_To be done:_
Skip the pictures. Repeat everything else in the records word for word.

_Dataset excerpts:_
——

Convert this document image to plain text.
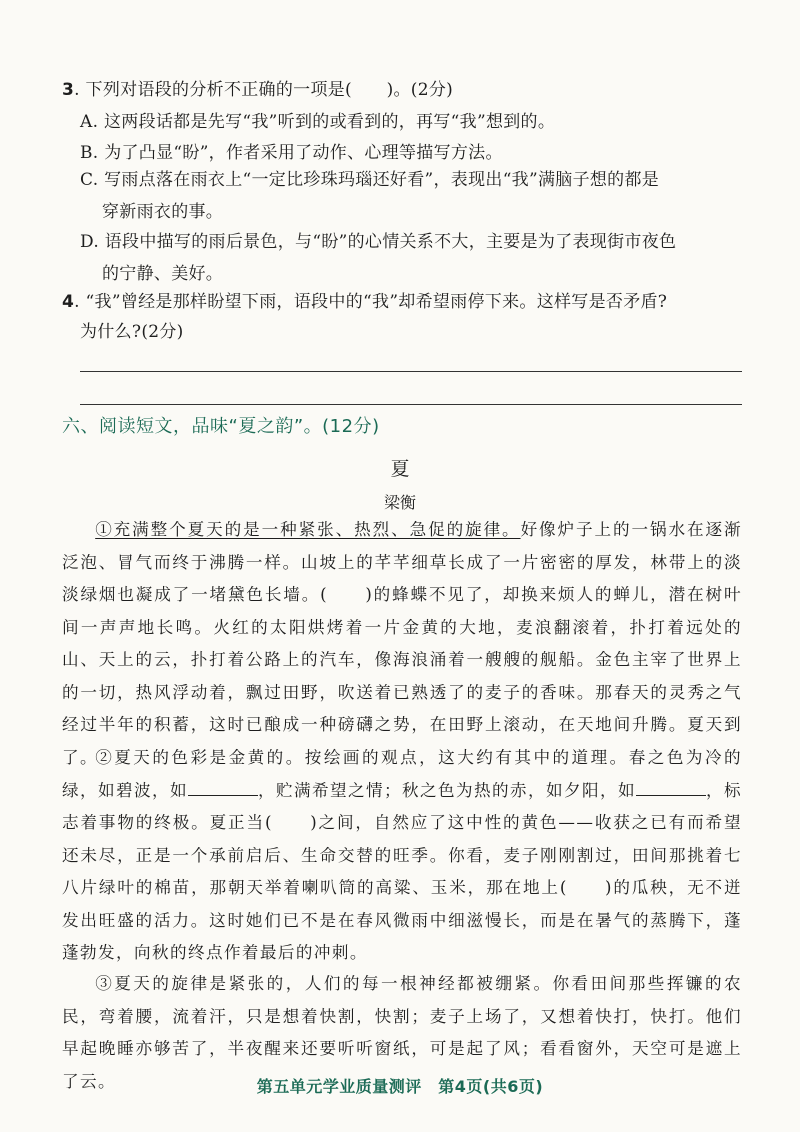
3. 下列对语段的分析不正确的一项是(　　)。(2分)
A. 这两段话都是先写“我”听到的或看到的，再写“我”想到的。
B. 为了凸显“盼”，作者采用了动作、心理等描写方法。
C. 写雨点落在雨衣上“一定比珍珠玛瑙还好看”，表现出“我”满脑子想的都是
穿新雨衣的事。
D. 语段中描写的雨后景色，与“盼”的心情关系不大，主要是为了表现街市夜色
的宁静、美好。
4. “我”曾经是那样盼望下雨，语段中的“我”却希望雨停下来。这样写是否矛盾?
为什么?(2分)
六、阅读短文，品味“夏之韵”。(12分)
夏
梁衡
①充满整个夏天的是一种紧张、热烈、急促的旋律。好像炉子上的一锅水在逐渐泛泡、冒气而终于沸腾一样。山坡上的芊芊细草长成了一片密密的厚发，林带上的淡淡绿烟也凝成了一堵黛色长墙。(　　)的蜂蝶不见了，却换来烦人的蝉儿，潜在树叶间一声声地长鸣。火红的太阳烘烤着一片金黄的大地，麦浪翻滚着，扑打着远处的山、天上的云，扑打着公路上的汽车，像海浪涌着一艘艘的舰船。金色主宰了世界上的一切，热风浮动着，飘过田野，吹送着已熟透了的麦子的香味。那春天的灵秀之气经过半年的积蓄，这时已酿成一种磅礴之势，在田野上滚动，在天地间升腾。夏天到了。
②夏天的色彩是金黄的。按绘画的观点，这大约有其中的道理。春之色为冷的绿，如碧波，如	，贮满希望之情；秋之色为热的赤，如夕阳，如	，标志着事物的终极。夏正当(　　)之间，自然应了这中性的黄色——收获之已有而希望还未尽，正是一个承前启后、生命交替的旺季。你看，麦子刚刚割过，田间那挑着七八片绿叶的棉苗，那朝天举着喇叭筒的高粱、玉米，那在地上(　　)的瓜秧，无不迸发出旺盛的活力。这时她们已不是在春风微雨中细滋慢长，而是在暑气的蒸腾下，蓬蓬勃发，向秋的终点作着最后的冲刺。
③夏天的旋律是紧张的，人们的每一根神经都被绷紧。你看田间那些挥镰的农民，弯着腰，流着汗，只是想着快割，快割；麦子上场了，又想着快打，快打。他们早起晚睡亦够苦了，半夜醒来还要听听窗纸，可是起了风；看看窗外，天空可是遮上了云。	第五单元学业质量测评　第4页(共6页)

——

_Result of the exercise:_
Convert this document image to plain text.
3. 下列对语段的分析不正确的一项是(　　)。(2分)
A. 这两段话都是先写“我”听到的或看到的，再写“我”想到的。
B. 为了凸显“盼”，作者采用了动作、心理等描写方法。
C. 写雨点落在雨衣上“一定比珍珠玛瑙还好看”，表现出“我”满脑子想的都是
穿新雨衣的事。
D. 语段中描写的雨后景色，与“盼”的心情关系不大，主要是为了表现街市夜色
的宁静、美好。
4. “我”曾经是那样盼望下雨，语段中的“我”却希望雨停下来。这样写是否矛盾?
为什么?(2分)
六、阅读短文，品味“夏之韵”。(12分)
夏
梁衡
①充满整个夏天的是一种紧张、热烈、急促的旋律。好像炉子上的一锅水在逐渐泛泡、冒气而终于沸腾一样。山坡上的芊芊细草长成了一片密密的厚发，林带上的淡淡绿烟也凝成了一堵黛色长墙。(　　)的蜂蝶不见了，却换来烦人的蝉儿，潜在树叶间一声声地长鸣。火红的太阳烘烤着一片金黄的大地，麦浪翻滚着，扑打着远处的山、天上的云，扑打着公路上的汽车，像海浪涌着一艘艘的舰船。金色主宰了世界上的一切，热风浮动着，飘过田野，吹送着已熟透了的麦子的香味。那春天的灵秀之气经过半年的积蓄，这时已酿成一种磅礴之势，在田野上滚动，在天地间升腾。夏天到了。
②夏天的色彩是金黄的。按绘画的观点，这大约有其中的道理。春之色为冷的绿，如碧波，如	，贮满希望之情；秋之色为热的赤，如夕阳，如	，标志着事物的终极。夏正当(　　)之间，自然应了这中性的黄色——收获之已有而希望还未尽，正是一个承前启后、生命交替的旺季。你看，麦子刚刚割过，田间那挑着七八片绿叶的棉苗，那朝天举着喇叭筒的高粱、玉米，那在地上(　　)的瓜秧，无不迸发出旺盛的活力。这时她们已不是在春风微雨中细滋慢长，而是在暑气的蒸腾下，蓬蓬勃发，向秋的终点作着最后的冲刺。
③夏天的旋律是紧张的，人们的每一根神经都被绷紧。你看田间那些挥镰的农民，弯着腰，流着汗，只是想着快割，快割；麦子上场了，又想着快打，快打。他们早起晚睡亦够苦了，半夜醒来还要听听窗纸，可是起了风；看看窗外，天空可是遮上了云。	第五单元学业质量测评　第4页(共6页)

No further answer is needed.